## begin MATERIAL PROVIDED

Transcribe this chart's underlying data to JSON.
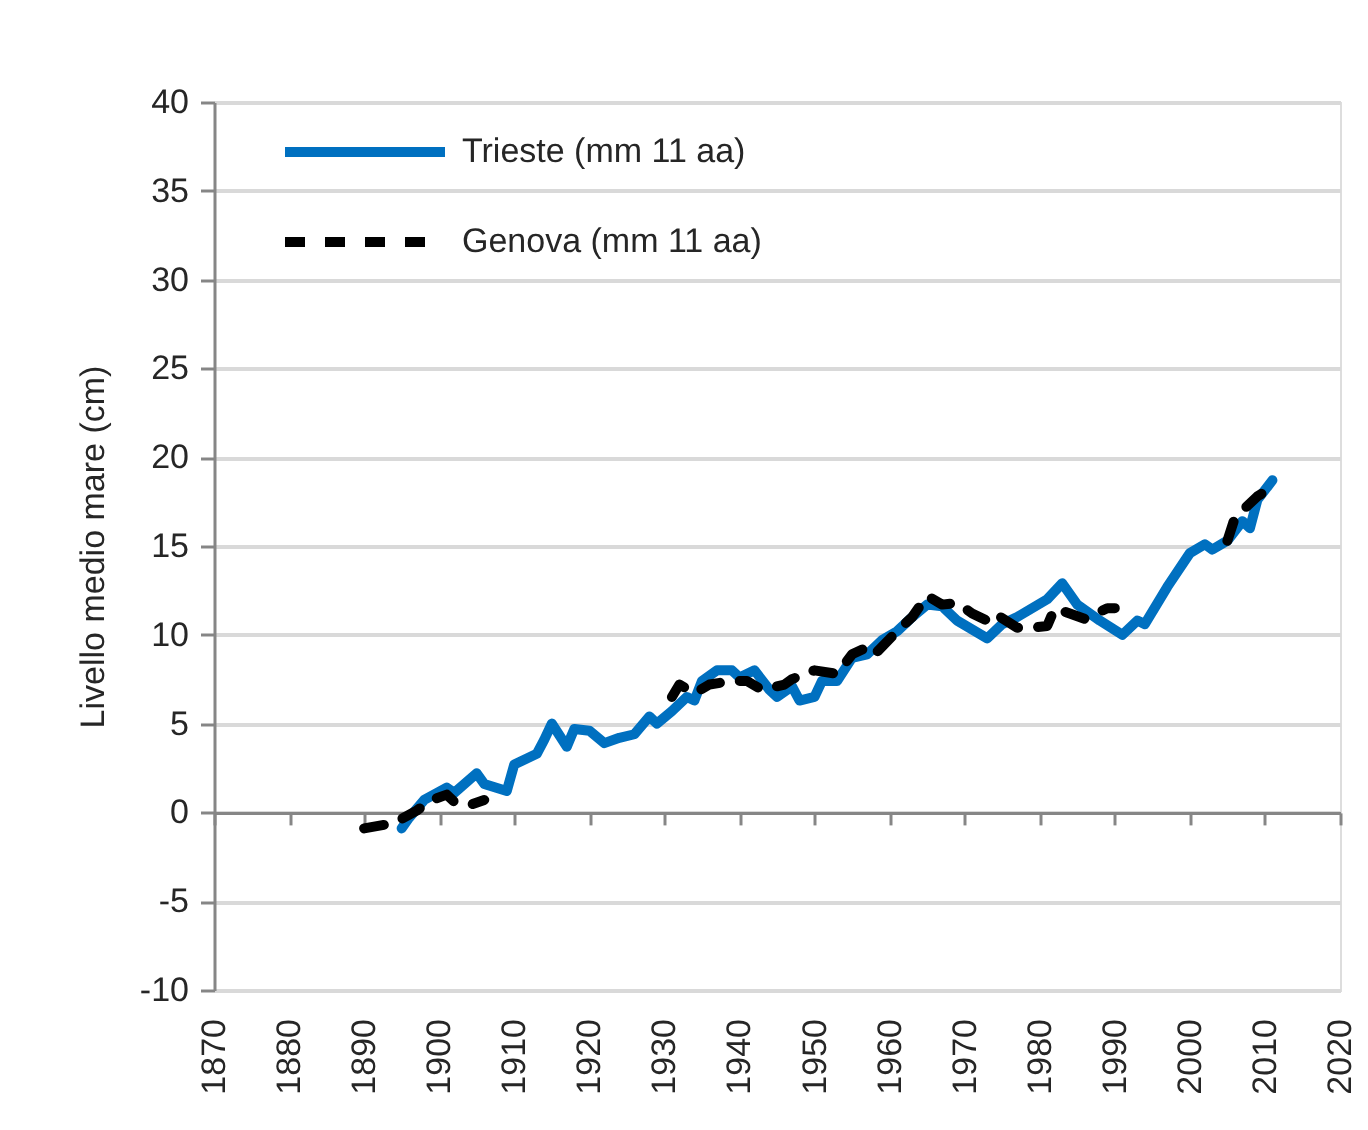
{
  "chart_data": {
    "type": "line",
    "ylabel": "Livello medio mare (cm)",
    "xlim": [
      1870,
      2020
    ],
    "ylim": [
      -10,
      40
    ],
    "xticks": [
      1870,
      1880,
      1890,
      1900,
      1910,
      1920,
      1930,
      1940,
      1950,
      1960,
      1970,
      1980,
      1990,
      2000,
      2010,
      2020
    ],
    "yticks": [
      -10,
      -5,
      0,
      5,
      10,
      15,
      20,
      25,
      30,
      35,
      40
    ],
    "grid": "y",
    "legend": "top left",
    "series": [
      {
        "name": "Trieste (mm 11 aa)",
        "color": "#0070c0",
        "line_style": "solid",
        "x": [
          1895,
          1896,
          1898,
          1901,
          1902,
          1905,
          1906,
          1909,
          1910,
          1913,
          1914,
          1915,
          1917,
          1918,
          1920,
          1922,
          1924,
          1926,
          1928,
          1929,
          1931,
          1933,
          1934,
          1935,
          1937,
          1939,
          1940,
          1942,
          1944,
          1945,
          1947,
          1948,
          1950,
          1951,
          1953,
          1955,
          1957,
          1959,
          1961,
          1963,
          1965,
          1967,
          1969,
          1973,
          1975,
          1977,
          1981,
          1983,
          1985,
          1988,
          1991,
          1993,
          1994,
          1997,
          2000,
          2002,
          2003,
          2005,
          2007,
          2008,
          2009,
          2011
        ],
        "values": [
          -0.9,
          -0.3,
          0.7,
          1.4,
          1.1,
          2.2,
          1.6,
          1.2,
          2.7,
          3.3,
          4.1,
          5.0,
          3.7,
          4.7,
          4.6,
          3.9,
          4.2,
          4.4,
          5.4,
          5.0,
          5.7,
          6.5,
          6.3,
          7.4,
          8.0,
          8.0,
          7.6,
          8.0,
          6.9,
          6.5,
          7.1,
          6.3,
          6.5,
          7.4,
          7.4,
          8.7,
          8.9,
          9.7,
          10.2,
          11.0,
          11.7,
          11.6,
          10.8,
          9.8,
          10.6,
          11.0,
          12.0,
          12.9,
          11.7,
          10.8,
          10.0,
          10.8,
          10.6,
          12.7,
          14.6,
          15.1,
          14.8,
          15.3,
          16.4,
          16.0,
          17.6,
          18.7
        ]
      },
      {
        "name": "Genova (mm 11 aa)",
        "color": "#000000",
        "line_style": "dashed",
        "x": [
          1890,
          1894,
          1897,
          1899,
          1901,
          1902,
          1904,
          1906,
          1918,
          1931,
          1932,
          1934,
          1936,
          1939,
          1941,
          1943,
          1946,
          1947,
          1950,
          1953,
          1955,
          1957,
          1958,
          1961,
          1963,
          1965,
          1967,
          1969,
          1971,
          1973,
          1974,
          1977,
          1979,
          1981,
          1982,
          1986,
          1989,
          1990,
          1997,
          2005,
          2006,
          2009,
          2011
        ],
        "values": [
          -0.9,
          -0.6,
          0.1,
          0.7,
          1.0,
          0.6,
          0.4,
          0.7,
          null,
          6.5,
          7.2,
          6.7,
          7.2,
          7.4,
          7.4,
          6.9,
          7.2,
          7.5,
          8.0,
          7.8,
          8.9,
          9.3,
          8.9,
          10.2,
          11.0,
          12.2,
          11.7,
          11.8,
          11.2,
          10.8,
          11.2,
          10.4,
          10.4,
          10.5,
          11.5,
          10.9,
          11.5,
          11.5,
          null,
          15.3,
          16.6,
          17.8,
          18.3
        ]
      }
    ]
  }
}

## end MATERIAL PROVIDED

▶ [AIM]: Write out the data precisely as given, excluding the pictures.

▶ [SOLUTION FOR THIS TASK]:
Transcribe this chart's underlying data to JSON.
{
  "chart_data": {
    "type": "line",
    "ylabel": "Livello medio mare (cm)",
    "xlim": [
      1870,
      2020
    ],
    "ylim": [
      -10,
      40
    ],
    "xticks": [
      1870,
      1880,
      1890,
      1900,
      1910,
      1920,
      1930,
      1940,
      1950,
      1960,
      1970,
      1980,
      1990,
      2000,
      2010,
      2020
    ],
    "yticks": [
      -10,
      -5,
      0,
      5,
      10,
      15,
      20,
      25,
      30,
      35,
      40
    ],
    "grid": "y",
    "legend": "top left",
    "series": [
      {
        "name": "Trieste (mm 11 aa)",
        "color": "#0070c0",
        "line_style": "solid",
        "x": [
          1895,
          1896,
          1898,
          1901,
          1902,
          1905,
          1906,
          1909,
          1910,
          1913,
          1914,
          1915,
          1917,
          1918,
          1920,
          1922,
          1924,
          1926,
          1928,
          1929,
          1931,
          1933,
          1934,
          1935,
          1937,
          1939,
          1940,
          1942,
          1944,
          1945,
          1947,
          1948,
          1950,
          1951,
          1953,
          1955,
          1957,
          1959,
          1961,
          1963,
          1965,
          1967,
          1969,
          1973,
          1975,
          1977,
          1981,
          1983,
          1985,
          1988,
          1991,
          1993,
          1994,
          1997,
          2000,
          2002,
          2003,
          2005,
          2007,
          2008,
          2009,
          2011
        ],
        "values": [
          -0.9,
          -0.3,
          0.7,
          1.4,
          1.1,
          2.2,
          1.6,
          1.2,
          2.7,
          3.3,
          4.1,
          5.0,
          3.7,
          4.7,
          4.6,
          3.9,
          4.2,
          4.4,
          5.4,
          5.0,
          5.7,
          6.5,
          6.3,
          7.4,
          8.0,
          8.0,
          7.6,
          8.0,
          6.9,
          6.5,
          7.1,
          6.3,
          6.5,
          7.4,
          7.4,
          8.7,
          8.9,
          9.7,
          10.2,
          11.0,
          11.7,
          11.6,
          10.8,
          9.8,
          10.6,
          11.0,
          12.0,
          12.9,
          11.7,
          10.8,
          10.0,
          10.8,
          10.6,
          12.7,
          14.6,
          15.1,
          14.8,
          15.3,
          16.4,
          16.0,
          17.6,
          18.7
        ]
      },
      {
        "name": "Genova (mm 11 aa)",
        "color": "#000000",
        "line_style": "dashed",
        "x": [
          1890,
          1894,
          1897,
          1899,
          1901,
          1902,
          1904,
          1906,
          1918,
          1931,
          1932,
          1934,
          1936,
          1939,
          1941,
          1943,
          1946,
          1947,
          1950,
          1953,
          1955,
          1957,
          1958,
          1961,
          1963,
          1965,
          1967,
          1969,
          1971,
          1973,
          1974,
          1977,
          1979,
          1981,
          1982,
          1986,
          1989,
          1990,
          1997,
          2005,
          2006,
          2009,
          2011
        ],
        "values": [
          -0.9,
          -0.6,
          0.1,
          0.7,
          1.0,
          0.6,
          0.4,
          0.7,
          null,
          6.5,
          7.2,
          6.7,
          7.2,
          7.4,
          7.4,
          6.9,
          7.2,
          7.5,
          8.0,
          7.8,
          8.9,
          9.3,
          8.9,
          10.2,
          11.0,
          12.2,
          11.7,
          11.8,
          11.2,
          10.8,
          11.2,
          10.4,
          10.4,
          10.5,
          11.5,
          10.9,
          11.5,
          11.5,
          null,
          15.3,
          16.6,
          17.8,
          18.3
        ]
      }
    ]
  }
}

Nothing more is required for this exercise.